§ PROBLEM TO SOLVE
From the beginning of the listing through the line that contains "heatmap-cell <box>252 195 266 217</box>", rewrite the lines with "y-tick-label" swapped for "row-tick-label" and everything else unchanged.
--- INPUT ---
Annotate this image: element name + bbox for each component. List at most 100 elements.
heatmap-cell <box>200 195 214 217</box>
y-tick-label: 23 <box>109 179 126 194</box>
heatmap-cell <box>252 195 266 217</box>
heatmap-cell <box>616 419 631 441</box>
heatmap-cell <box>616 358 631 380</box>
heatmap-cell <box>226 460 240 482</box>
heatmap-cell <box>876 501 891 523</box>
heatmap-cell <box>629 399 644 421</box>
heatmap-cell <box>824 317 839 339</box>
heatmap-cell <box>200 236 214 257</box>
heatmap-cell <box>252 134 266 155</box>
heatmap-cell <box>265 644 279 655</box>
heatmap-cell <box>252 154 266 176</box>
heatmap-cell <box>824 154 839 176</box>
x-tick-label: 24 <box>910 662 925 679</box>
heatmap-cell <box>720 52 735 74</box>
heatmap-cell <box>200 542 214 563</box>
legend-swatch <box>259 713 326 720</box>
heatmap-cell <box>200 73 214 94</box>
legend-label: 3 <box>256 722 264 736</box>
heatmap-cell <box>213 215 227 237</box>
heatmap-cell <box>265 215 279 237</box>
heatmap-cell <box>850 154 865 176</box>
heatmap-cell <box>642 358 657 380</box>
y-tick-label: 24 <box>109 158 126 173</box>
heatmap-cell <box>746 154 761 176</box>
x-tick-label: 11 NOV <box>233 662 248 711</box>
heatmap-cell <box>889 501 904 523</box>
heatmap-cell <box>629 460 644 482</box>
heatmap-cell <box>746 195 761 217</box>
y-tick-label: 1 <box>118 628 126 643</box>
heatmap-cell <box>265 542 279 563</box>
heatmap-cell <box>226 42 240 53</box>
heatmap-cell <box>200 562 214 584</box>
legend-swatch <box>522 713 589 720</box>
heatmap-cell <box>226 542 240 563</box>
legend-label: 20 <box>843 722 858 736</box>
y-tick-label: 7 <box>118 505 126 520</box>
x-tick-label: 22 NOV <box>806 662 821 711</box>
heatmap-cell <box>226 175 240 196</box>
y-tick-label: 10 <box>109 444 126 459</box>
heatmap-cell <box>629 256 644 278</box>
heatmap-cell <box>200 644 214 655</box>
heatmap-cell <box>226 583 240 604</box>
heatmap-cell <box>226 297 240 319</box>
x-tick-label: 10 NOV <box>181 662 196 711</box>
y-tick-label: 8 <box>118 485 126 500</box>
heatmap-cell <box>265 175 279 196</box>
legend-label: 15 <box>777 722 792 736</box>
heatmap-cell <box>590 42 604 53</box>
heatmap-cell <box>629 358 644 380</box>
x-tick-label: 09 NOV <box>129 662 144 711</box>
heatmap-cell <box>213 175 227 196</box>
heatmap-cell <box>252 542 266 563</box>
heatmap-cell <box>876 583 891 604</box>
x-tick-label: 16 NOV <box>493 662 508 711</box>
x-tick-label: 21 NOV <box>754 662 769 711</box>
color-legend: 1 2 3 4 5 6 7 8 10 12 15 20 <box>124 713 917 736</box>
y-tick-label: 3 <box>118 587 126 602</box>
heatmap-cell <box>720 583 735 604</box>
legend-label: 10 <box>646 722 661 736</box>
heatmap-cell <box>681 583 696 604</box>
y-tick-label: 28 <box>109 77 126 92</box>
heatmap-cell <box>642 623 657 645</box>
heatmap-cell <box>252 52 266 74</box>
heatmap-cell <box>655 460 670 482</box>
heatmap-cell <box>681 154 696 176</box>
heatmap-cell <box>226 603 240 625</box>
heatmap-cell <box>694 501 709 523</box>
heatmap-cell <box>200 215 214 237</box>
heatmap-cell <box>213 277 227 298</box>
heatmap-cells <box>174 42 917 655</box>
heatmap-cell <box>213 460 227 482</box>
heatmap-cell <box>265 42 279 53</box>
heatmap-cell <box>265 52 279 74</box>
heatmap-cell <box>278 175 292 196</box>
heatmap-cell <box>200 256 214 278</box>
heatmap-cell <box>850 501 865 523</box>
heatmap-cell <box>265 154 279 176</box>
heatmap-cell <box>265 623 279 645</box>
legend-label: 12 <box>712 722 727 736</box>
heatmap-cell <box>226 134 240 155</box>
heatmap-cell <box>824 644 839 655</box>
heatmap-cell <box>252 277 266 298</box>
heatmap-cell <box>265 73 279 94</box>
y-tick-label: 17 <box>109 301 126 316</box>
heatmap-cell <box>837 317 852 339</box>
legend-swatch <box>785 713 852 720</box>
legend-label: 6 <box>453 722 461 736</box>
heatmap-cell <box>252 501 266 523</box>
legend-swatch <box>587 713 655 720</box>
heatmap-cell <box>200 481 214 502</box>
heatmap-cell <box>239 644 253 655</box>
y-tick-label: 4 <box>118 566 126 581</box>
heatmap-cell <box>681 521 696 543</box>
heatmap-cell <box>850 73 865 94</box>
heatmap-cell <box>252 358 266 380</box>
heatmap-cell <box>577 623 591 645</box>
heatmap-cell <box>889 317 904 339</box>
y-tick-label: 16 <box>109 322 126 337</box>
---
§ SOLVED PROBLEM
Annotate this image: element name + bbox for each component. List at most 100 elements.
heatmap-cell <box>200 195 214 217</box>
row-tick-label: 23 <box>109 179 126 194</box>
heatmap-cell <box>252 195 266 217</box>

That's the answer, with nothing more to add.